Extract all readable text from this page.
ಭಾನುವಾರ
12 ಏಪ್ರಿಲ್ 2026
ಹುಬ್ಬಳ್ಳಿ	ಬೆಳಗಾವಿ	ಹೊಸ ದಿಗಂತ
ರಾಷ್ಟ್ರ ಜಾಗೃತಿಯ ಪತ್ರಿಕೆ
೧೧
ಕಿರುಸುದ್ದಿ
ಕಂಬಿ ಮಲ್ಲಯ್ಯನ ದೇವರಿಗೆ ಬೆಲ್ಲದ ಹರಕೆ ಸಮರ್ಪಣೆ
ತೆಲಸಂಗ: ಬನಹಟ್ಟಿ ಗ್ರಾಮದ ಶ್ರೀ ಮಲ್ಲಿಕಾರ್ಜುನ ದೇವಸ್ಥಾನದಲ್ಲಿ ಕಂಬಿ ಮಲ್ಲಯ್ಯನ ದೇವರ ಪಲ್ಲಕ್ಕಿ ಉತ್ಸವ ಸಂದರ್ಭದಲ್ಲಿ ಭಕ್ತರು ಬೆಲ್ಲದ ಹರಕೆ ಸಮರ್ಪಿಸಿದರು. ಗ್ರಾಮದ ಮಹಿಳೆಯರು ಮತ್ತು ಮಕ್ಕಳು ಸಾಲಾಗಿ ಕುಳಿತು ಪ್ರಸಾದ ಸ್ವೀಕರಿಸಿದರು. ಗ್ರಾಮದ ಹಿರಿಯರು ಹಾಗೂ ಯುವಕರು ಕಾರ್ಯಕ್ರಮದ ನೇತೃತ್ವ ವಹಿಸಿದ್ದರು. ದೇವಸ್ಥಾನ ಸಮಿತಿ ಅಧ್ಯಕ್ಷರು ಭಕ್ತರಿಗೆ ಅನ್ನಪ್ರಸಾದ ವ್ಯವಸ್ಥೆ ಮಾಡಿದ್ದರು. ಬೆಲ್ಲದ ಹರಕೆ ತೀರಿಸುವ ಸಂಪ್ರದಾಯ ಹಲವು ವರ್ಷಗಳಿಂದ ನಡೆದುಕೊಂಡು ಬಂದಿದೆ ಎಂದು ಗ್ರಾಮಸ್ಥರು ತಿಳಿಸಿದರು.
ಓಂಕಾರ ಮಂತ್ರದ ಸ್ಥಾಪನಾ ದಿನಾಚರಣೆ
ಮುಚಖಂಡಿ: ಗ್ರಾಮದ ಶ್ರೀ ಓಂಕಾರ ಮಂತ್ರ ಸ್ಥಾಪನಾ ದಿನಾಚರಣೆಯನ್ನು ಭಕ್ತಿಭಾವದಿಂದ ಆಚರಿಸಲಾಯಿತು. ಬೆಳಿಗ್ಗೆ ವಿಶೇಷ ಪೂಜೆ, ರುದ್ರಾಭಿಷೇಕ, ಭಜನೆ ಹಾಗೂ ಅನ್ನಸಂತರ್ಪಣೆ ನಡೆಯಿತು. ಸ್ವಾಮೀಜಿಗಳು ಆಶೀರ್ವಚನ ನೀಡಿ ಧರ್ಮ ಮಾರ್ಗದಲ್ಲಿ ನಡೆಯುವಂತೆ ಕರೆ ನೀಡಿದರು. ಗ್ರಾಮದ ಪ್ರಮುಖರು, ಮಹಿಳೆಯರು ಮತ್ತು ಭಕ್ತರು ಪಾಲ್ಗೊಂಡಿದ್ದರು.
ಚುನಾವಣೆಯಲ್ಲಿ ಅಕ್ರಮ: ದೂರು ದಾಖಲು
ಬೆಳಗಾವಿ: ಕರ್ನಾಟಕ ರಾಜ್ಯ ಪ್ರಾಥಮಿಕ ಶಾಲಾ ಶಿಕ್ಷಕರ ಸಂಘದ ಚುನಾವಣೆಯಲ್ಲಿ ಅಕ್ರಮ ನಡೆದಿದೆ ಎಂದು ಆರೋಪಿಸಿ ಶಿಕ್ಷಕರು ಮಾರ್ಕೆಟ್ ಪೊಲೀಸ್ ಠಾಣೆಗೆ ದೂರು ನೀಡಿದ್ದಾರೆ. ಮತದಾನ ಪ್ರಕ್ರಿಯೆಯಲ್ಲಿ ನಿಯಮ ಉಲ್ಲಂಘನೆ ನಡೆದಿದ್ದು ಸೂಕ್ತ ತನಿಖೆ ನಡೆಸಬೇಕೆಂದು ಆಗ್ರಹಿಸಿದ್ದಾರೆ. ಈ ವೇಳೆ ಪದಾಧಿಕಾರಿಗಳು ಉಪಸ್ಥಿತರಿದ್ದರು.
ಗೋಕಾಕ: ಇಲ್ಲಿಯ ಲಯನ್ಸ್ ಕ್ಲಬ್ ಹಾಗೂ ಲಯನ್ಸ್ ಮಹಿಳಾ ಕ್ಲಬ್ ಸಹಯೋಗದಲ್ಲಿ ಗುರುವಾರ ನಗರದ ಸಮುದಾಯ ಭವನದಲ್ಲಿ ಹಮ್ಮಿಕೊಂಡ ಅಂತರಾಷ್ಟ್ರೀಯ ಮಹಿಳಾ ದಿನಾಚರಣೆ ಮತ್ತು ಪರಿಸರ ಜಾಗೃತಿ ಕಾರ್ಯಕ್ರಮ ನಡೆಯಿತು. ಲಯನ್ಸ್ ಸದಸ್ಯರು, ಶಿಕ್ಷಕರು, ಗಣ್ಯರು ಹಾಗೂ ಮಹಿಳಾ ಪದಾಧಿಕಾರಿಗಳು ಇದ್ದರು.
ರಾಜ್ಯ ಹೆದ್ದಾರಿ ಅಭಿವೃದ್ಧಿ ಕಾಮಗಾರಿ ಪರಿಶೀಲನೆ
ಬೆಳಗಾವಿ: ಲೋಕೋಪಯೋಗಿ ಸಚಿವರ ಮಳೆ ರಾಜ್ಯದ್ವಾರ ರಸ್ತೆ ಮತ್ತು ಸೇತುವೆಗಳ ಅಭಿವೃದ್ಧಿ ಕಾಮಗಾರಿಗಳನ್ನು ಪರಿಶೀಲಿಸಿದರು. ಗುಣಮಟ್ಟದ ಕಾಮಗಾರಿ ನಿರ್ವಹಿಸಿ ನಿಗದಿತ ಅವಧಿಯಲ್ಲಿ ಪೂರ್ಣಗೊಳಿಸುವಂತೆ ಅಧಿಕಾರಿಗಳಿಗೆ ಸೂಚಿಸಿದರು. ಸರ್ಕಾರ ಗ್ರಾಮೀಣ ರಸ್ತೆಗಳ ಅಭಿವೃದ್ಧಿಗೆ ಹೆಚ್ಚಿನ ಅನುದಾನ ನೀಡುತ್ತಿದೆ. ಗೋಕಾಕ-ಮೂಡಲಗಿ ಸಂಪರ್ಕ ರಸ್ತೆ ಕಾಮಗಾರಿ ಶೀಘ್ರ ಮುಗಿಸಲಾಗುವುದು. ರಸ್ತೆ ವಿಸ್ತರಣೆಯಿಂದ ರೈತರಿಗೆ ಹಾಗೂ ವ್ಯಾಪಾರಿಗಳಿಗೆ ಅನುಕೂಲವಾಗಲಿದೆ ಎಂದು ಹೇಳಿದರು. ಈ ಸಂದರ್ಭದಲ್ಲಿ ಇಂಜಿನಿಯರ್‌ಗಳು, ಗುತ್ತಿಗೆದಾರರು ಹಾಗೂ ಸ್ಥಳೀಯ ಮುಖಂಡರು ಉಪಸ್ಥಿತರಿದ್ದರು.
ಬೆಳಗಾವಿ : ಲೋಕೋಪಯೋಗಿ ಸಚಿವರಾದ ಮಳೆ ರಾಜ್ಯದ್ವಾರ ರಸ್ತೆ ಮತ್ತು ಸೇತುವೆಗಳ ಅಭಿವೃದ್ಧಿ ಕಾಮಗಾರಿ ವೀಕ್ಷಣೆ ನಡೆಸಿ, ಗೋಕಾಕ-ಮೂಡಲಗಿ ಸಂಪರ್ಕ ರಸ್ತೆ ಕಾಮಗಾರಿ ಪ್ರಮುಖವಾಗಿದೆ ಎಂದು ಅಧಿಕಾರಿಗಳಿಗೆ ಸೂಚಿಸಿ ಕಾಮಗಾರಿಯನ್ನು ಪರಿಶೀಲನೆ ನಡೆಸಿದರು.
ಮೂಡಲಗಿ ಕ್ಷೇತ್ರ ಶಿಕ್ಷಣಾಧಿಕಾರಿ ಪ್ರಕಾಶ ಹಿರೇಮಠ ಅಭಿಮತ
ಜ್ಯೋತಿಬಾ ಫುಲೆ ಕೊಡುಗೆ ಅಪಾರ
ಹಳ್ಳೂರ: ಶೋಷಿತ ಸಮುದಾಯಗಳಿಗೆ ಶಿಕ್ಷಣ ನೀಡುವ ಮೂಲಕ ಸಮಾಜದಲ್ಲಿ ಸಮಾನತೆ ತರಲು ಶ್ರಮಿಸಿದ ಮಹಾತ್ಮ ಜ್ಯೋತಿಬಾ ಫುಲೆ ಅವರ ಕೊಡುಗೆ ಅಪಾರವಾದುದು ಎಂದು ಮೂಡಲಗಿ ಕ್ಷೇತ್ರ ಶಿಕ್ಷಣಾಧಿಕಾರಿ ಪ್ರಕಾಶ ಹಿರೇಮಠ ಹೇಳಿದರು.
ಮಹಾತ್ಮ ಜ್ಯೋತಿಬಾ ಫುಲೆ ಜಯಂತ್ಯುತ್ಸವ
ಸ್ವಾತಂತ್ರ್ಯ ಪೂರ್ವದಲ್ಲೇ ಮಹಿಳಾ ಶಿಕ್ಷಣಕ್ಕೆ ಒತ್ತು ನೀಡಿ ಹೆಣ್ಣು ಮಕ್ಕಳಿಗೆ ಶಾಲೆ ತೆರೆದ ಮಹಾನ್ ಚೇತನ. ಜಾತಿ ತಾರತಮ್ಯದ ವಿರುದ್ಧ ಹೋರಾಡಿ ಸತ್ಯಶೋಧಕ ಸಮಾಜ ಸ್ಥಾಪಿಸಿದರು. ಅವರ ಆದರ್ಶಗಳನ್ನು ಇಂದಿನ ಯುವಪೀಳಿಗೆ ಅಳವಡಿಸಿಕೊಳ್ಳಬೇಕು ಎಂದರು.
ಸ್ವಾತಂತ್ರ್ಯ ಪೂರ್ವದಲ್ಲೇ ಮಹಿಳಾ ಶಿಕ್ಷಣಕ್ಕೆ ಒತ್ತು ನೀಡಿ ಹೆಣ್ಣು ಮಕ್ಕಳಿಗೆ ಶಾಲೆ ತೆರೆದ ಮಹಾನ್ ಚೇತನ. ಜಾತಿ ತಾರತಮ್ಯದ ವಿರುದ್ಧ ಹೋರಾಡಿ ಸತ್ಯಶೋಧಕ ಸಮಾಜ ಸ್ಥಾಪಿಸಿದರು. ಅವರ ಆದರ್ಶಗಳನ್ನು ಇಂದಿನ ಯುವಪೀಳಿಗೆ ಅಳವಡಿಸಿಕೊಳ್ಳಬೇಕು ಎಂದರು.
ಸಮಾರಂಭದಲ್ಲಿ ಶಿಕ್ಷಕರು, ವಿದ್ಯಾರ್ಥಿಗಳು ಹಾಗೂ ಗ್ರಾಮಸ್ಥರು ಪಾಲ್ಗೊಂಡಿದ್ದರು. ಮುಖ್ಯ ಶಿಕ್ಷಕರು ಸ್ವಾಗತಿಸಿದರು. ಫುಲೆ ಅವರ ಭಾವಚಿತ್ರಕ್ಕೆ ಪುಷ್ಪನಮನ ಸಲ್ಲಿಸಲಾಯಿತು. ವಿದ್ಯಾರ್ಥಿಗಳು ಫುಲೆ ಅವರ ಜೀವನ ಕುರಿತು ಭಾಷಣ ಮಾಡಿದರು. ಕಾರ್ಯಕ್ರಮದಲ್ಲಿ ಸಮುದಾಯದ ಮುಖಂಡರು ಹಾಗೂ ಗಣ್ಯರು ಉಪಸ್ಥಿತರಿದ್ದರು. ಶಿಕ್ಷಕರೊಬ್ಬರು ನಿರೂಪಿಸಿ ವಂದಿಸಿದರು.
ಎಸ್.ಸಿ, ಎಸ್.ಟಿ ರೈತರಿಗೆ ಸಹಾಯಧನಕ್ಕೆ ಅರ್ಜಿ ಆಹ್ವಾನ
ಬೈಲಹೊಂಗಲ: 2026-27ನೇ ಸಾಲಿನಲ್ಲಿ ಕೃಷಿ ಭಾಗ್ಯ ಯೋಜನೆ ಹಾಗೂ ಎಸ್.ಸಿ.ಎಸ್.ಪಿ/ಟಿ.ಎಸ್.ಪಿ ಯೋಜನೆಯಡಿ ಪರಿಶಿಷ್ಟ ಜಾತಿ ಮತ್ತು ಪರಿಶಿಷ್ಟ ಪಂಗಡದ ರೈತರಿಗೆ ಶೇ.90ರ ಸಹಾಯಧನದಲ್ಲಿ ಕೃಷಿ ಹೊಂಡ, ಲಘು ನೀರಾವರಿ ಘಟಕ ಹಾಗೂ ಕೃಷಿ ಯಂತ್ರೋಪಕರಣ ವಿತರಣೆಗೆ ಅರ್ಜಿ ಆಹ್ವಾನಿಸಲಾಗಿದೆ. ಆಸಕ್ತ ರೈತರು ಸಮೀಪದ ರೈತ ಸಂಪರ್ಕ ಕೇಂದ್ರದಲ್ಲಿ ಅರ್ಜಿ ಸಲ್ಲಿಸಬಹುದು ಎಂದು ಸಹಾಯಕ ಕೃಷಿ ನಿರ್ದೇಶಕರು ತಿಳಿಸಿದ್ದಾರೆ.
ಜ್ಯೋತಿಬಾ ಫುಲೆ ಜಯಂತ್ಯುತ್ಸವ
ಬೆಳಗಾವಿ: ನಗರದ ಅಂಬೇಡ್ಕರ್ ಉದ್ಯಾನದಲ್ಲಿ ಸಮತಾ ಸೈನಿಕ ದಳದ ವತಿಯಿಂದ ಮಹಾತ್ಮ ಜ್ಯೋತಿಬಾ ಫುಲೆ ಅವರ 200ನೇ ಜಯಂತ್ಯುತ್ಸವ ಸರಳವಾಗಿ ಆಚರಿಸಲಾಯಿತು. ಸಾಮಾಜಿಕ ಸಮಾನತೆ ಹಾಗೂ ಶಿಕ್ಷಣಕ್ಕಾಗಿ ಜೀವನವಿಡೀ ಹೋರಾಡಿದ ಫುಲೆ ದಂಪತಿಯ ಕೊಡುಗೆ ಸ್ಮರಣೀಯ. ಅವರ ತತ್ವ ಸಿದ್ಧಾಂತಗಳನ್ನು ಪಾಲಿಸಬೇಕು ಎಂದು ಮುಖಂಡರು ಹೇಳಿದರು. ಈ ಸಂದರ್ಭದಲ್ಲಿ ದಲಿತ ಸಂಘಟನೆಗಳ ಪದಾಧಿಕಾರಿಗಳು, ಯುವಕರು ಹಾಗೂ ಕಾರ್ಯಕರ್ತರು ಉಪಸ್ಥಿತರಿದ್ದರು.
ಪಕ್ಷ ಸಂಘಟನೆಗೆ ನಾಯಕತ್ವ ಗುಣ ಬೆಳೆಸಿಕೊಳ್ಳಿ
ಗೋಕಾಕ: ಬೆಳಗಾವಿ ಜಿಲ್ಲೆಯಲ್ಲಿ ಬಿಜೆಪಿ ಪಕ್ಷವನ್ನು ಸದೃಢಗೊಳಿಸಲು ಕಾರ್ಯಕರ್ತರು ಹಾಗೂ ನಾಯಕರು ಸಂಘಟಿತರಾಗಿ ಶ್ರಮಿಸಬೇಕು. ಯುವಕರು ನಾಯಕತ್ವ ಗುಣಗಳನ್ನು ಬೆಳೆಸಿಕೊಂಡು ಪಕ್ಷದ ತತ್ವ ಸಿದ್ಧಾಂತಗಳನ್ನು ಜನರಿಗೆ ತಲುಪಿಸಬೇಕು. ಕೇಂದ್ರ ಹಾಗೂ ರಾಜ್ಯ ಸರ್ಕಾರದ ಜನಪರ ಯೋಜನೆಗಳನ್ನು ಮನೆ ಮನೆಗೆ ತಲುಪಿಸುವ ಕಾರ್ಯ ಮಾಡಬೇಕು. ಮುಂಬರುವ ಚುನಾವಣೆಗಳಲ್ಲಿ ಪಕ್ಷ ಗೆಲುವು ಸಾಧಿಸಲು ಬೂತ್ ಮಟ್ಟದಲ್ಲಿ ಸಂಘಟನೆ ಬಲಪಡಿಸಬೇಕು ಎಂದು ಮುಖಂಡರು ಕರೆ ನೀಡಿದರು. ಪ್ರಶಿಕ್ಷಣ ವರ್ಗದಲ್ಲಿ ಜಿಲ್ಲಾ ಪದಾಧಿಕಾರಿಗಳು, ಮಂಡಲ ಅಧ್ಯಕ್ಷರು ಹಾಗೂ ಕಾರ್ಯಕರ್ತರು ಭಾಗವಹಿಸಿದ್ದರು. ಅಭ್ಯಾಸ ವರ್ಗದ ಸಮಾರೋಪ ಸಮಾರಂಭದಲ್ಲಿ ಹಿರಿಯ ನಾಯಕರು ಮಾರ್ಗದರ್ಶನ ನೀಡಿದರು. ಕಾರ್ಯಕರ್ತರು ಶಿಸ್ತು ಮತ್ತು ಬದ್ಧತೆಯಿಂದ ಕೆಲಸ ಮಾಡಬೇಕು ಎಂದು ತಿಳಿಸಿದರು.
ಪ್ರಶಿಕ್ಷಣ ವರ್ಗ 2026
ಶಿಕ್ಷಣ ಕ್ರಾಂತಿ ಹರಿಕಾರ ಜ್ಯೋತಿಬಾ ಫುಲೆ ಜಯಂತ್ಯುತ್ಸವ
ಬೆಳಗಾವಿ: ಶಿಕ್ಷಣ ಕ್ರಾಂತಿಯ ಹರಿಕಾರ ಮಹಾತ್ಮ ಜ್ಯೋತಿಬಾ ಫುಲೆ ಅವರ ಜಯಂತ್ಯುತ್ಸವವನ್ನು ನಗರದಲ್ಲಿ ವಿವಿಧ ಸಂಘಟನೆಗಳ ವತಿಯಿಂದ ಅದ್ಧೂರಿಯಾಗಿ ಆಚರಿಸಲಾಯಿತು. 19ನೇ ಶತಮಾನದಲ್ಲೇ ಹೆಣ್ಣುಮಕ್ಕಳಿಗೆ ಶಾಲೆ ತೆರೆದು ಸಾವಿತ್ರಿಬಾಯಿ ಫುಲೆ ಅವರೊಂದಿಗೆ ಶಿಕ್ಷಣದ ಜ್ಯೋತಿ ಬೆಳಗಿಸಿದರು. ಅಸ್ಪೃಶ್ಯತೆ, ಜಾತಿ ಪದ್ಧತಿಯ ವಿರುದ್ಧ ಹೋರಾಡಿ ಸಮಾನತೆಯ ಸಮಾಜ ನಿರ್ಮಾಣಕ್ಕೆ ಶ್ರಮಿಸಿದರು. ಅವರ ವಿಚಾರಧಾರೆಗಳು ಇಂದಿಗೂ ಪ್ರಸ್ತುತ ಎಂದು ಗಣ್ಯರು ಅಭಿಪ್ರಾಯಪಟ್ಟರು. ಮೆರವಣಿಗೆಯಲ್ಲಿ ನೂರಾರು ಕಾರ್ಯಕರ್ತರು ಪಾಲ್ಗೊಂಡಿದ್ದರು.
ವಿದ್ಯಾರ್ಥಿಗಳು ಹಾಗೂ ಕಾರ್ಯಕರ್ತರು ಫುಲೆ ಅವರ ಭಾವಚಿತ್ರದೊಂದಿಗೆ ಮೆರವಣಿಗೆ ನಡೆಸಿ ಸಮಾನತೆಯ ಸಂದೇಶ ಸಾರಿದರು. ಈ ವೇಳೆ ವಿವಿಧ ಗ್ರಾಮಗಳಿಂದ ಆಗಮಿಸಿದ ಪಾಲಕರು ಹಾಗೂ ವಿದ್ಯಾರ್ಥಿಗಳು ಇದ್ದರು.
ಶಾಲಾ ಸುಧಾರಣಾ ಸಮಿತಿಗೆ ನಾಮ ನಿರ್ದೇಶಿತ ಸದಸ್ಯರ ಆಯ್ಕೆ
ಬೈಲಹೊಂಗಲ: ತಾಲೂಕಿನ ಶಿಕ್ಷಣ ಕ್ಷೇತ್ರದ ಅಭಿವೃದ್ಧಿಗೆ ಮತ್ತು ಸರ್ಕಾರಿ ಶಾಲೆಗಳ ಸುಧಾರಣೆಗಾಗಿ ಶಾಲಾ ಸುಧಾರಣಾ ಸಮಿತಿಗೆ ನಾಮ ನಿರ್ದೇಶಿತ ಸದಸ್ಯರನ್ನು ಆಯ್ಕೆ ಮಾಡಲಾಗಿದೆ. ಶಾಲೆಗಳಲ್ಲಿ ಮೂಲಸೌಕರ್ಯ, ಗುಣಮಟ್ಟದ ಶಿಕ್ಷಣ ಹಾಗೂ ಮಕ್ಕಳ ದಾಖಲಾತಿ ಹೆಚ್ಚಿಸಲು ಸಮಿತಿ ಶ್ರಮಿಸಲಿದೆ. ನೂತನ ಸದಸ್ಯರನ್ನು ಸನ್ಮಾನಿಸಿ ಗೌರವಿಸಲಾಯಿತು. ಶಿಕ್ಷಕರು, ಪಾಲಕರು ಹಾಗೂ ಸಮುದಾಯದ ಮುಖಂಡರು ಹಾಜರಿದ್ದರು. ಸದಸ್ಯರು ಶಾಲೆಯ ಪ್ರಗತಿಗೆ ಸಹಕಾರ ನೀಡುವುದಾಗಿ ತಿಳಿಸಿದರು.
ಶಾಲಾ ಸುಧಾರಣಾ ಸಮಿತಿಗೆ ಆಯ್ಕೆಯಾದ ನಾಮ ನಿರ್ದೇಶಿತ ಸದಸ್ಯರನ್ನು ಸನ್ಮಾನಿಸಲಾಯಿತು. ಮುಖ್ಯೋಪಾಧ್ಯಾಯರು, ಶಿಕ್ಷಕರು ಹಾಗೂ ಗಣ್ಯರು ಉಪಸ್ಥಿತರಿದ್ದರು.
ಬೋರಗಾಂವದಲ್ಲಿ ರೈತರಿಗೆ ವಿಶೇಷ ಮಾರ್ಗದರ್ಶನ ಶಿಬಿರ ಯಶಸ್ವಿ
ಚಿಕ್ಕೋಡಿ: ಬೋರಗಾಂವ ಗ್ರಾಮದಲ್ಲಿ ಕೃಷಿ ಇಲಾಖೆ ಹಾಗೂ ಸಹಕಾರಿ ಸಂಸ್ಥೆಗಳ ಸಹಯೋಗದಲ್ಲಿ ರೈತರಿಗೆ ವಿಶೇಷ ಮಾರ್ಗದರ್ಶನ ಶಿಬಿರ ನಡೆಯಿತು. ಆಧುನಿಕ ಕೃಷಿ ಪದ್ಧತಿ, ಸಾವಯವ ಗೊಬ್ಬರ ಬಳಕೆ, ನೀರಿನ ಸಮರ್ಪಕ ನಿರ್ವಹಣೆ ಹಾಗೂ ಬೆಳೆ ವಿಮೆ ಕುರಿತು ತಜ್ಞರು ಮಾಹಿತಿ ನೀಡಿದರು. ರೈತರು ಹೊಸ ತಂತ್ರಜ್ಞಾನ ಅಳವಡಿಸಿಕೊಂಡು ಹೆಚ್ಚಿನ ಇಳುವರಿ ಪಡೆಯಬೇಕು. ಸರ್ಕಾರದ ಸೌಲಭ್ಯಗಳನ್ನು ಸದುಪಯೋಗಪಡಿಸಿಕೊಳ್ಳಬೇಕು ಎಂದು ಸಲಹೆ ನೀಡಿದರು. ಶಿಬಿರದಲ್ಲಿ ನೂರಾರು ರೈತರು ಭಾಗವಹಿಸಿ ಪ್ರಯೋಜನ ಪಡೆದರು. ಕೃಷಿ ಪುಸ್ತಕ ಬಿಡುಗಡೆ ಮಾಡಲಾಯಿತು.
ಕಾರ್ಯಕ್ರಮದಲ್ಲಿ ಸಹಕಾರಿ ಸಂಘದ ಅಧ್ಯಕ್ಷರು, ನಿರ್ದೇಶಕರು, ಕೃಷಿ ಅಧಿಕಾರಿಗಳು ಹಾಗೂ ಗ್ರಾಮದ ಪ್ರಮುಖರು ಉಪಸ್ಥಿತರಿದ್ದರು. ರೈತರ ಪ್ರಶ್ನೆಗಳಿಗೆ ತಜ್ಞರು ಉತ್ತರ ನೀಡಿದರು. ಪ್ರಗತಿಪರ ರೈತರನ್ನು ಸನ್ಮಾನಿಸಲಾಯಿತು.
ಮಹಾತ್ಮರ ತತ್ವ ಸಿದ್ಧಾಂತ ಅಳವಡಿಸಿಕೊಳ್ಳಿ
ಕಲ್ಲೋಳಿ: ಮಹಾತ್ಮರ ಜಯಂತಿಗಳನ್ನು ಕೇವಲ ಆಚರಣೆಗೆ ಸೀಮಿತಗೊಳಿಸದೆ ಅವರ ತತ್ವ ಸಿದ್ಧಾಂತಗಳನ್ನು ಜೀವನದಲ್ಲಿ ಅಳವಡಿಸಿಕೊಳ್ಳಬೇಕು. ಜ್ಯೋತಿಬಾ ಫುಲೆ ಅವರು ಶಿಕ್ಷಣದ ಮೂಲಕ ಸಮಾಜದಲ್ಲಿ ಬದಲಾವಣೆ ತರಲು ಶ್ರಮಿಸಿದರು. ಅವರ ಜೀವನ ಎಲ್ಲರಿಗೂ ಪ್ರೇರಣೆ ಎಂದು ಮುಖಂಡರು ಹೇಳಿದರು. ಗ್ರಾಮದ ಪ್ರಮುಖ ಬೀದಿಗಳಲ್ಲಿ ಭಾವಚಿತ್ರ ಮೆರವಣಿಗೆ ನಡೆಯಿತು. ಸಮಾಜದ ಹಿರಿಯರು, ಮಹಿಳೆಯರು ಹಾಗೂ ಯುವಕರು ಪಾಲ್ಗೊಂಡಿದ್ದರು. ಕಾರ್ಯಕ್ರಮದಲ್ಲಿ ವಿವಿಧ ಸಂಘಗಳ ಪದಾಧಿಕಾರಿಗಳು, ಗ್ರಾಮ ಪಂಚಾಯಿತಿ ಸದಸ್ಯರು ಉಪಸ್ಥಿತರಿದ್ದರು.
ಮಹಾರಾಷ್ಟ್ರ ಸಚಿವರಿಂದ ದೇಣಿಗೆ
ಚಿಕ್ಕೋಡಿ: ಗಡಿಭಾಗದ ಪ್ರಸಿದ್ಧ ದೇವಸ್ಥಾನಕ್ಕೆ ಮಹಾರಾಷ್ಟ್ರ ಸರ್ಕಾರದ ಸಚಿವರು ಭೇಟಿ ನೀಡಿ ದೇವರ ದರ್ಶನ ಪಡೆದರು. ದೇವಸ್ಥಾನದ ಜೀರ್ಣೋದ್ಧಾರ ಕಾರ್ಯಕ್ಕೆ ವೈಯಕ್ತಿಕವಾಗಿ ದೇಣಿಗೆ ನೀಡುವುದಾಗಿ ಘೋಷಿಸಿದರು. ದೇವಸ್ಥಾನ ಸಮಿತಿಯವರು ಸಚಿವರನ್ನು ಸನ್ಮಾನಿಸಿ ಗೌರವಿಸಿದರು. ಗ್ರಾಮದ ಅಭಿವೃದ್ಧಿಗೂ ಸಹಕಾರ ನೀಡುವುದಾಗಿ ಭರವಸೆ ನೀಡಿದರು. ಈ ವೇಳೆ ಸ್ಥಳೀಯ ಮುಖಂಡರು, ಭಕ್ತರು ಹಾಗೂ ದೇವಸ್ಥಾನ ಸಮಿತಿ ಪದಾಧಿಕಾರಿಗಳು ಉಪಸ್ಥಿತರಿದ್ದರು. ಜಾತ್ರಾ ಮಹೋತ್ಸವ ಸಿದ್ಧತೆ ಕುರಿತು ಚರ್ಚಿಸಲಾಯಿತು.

> **SET TASK**:
Copy every line of the entries above in which "ರಮದಲ" occurs.

> **WRITTEN REPLY**:
ಸಮಾರಂಭದಲ್ಲಿ ಶಿಕ್ಷಕರು, ವಿದ್ಯಾರ್ಥಿಗಳು ಹಾಗೂ ಗ್ರಾಮಸ್ಥರು ಪಾಲ್ಗೊಂಡಿದ್ದರು. ಮುಖ್ಯ ಶಿಕ್ಷಕರು ಸ್ವಾಗತಿಸಿದರು. ಫುಲೆ ಅವರ ಭಾವಚಿತ್ರಕ್ಕೆ ಪುಷ್ಪನಮನ ಸಲ್ಲಿಸಲಾಯಿತು. ವಿದ್ಯಾರ್ಥಿಗಳು ಫುಲೆ ಅವರ ಜೀವನ ಕುರಿತು ಭಾಷಣ ಮಾಡಿದರು. ಕಾರ್ಯಕ್ರಮದಲ್ಲಿ ಸಮುದಾಯದ ಮುಖಂಡರು ಹಾಗೂ ಗಣ್ಯರು ಉಪಸ್ಥಿತರಿದ್ದರು. ಶಿಕ್ಷಕರೊಬ್ಬರು ನಿರೂಪಿಸಿ ವಂದಿಸಿದರು.
ಕಾರ್ಯಕ್ರಮದಲ್ಲಿ ಸಹಕಾರಿ ಸಂಘದ ಅಧ್ಯಕ್ಷರು, ನಿರ್ದೇಶಕರು, ಕೃಷಿ ಅಧಿಕಾರಿಗಳು ಹಾಗೂ ಗ್ರಾಮದ ಪ್ರಮುಖರು ಉಪಸ್ಥಿತರಿದ್ದರು. ರೈತರ ಪ್ರಶ್ನೆಗಳಿಗೆ ತಜ್ಞರು ಉತ್ತರ ನೀಡಿದರು. ಪ್ರಗತಿಪರ ರೈತರನ್ನು ಸನ್ಮಾನಿಸಲಾಯಿತು.
ಕಲ್ಲೋಳಿ: ಮಹಾತ್ಮರ ಜಯಂತಿಗಳನ್ನು ಕೇವಲ ಆಚರಣೆಗೆ ಸೀಮಿತಗೊಳಿಸದೆ ಅವರ ತತ್ವ ಸಿದ್ಧಾಂತಗಳನ್ನು ಜೀವನದಲ್ಲಿ ಅಳವಡಿಸಿಕೊಳ್ಳಬೇಕು. ಜ್ಯೋತಿಬಾ ಫುಲೆ ಅವರು ಶಿಕ್ಷಣದ ಮೂಲಕ ಸಮಾಜದಲ್ಲಿ ಬದಲಾವಣೆ ತರಲು ಶ್ರಮಿಸಿದರು. ಅವರ ಜೀವನ ಎಲ್ಲರಿಗೂ ಪ್ರೇರಣೆ ಎಂದು ಮುಖಂಡರು ಹೇಳಿದರು. ಗ್ರಾಮದ ಪ್ರಮುಖ ಬೀದಿಗಳಲ್ಲಿ ಭಾವಚಿತ್ರ ಮೆರವಣಿಗೆ ನಡೆಯಿತು. ಸಮಾಜದ ಹಿರಿಯರು, ಮಹಿಳೆಯರು ಹಾಗೂ ಯುವಕರು ಪಾಲ್ಗೊಂಡಿದ್ದರು. ಕಾರ್ಯಕ್ರಮದಲ್ಲಿ ವಿವಿಧ ಸಂಘಗಳ ಪದಾಧಿಕಾರಿಗಳು, ಗ್ರಾಮ ಪಂಚಾಯಿತಿ ಸದಸ್ಯರು ಉಪಸ್ಥಿತರಿದ್ದರು.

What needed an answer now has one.